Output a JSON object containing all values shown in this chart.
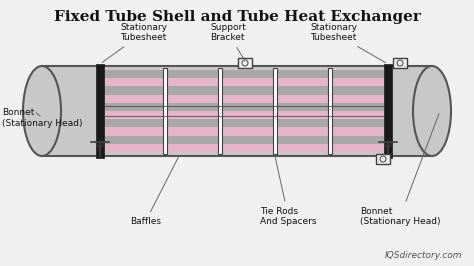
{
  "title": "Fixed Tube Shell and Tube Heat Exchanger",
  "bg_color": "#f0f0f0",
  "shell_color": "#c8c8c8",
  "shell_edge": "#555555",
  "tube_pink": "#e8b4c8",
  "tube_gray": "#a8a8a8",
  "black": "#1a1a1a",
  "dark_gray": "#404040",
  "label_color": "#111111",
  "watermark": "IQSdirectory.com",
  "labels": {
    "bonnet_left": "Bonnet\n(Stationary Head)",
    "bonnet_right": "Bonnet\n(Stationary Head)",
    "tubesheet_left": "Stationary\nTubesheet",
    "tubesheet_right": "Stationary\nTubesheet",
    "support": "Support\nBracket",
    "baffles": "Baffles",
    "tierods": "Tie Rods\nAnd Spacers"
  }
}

::::::::

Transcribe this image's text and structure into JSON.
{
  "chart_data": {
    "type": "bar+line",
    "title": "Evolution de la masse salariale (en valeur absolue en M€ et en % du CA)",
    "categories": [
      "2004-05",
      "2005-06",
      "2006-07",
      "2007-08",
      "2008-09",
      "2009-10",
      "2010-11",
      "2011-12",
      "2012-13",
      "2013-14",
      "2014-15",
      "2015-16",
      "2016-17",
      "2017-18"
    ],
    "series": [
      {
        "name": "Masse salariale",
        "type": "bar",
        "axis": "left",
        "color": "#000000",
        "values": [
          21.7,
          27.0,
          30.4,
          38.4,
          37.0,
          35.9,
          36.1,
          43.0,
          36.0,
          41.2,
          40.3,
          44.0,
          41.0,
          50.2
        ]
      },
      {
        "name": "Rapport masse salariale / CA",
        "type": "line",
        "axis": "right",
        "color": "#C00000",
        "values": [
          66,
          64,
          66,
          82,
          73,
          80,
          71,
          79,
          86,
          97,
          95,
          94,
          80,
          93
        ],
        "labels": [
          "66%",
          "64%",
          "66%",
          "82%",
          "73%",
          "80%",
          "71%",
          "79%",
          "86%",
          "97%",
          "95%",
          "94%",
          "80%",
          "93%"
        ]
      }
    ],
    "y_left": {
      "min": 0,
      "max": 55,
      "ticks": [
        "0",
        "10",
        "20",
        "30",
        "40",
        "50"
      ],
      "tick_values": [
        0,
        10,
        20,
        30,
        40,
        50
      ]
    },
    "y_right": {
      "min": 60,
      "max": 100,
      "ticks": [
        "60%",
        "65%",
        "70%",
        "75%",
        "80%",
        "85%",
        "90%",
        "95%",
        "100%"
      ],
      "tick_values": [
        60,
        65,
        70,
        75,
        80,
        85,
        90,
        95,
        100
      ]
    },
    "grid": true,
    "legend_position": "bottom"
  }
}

::::::::

Goal: Where a line above holds the string "Bonnet", show that line.

Solution:
    "bonnet_left": "Bonnet\n(Stationary Head)",
    "bonnet_right": "Bonnet\n(Stationary Head)",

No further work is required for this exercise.